··· MATERIAL FOR THE TASK ···

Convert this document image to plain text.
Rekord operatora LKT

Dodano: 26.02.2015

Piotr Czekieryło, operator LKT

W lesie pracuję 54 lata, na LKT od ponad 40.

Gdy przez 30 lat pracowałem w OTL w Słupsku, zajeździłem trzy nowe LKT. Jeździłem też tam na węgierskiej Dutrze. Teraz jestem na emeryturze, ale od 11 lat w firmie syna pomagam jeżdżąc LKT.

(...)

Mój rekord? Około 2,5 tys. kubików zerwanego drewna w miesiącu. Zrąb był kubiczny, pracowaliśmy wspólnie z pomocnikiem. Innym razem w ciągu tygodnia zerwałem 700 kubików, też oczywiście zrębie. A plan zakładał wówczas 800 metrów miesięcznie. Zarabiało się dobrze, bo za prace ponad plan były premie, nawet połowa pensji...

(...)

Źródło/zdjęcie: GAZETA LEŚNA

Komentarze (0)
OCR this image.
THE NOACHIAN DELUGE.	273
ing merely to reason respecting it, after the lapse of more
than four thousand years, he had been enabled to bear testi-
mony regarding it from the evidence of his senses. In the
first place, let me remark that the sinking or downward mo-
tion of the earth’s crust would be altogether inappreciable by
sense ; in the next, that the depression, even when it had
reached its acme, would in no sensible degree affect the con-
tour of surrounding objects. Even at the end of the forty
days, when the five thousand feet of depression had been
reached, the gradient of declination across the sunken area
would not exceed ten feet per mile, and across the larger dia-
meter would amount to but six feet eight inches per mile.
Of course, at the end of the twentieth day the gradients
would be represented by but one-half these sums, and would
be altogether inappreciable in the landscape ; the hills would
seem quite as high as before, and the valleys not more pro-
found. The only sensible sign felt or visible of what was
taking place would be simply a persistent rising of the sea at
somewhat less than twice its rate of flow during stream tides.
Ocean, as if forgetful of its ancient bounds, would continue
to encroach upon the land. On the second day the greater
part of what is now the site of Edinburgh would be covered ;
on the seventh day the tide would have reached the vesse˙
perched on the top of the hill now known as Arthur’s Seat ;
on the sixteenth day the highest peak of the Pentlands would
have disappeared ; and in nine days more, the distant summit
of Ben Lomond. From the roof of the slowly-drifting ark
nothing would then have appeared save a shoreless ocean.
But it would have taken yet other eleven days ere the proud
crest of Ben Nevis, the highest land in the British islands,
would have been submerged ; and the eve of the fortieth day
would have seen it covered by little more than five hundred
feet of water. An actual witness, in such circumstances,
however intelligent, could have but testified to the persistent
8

···

> [TASK TO CARRY OUT]
Go through the data and count each line that has the word "this", then give the total alone.

> [COMPLETE RESPONSE]
2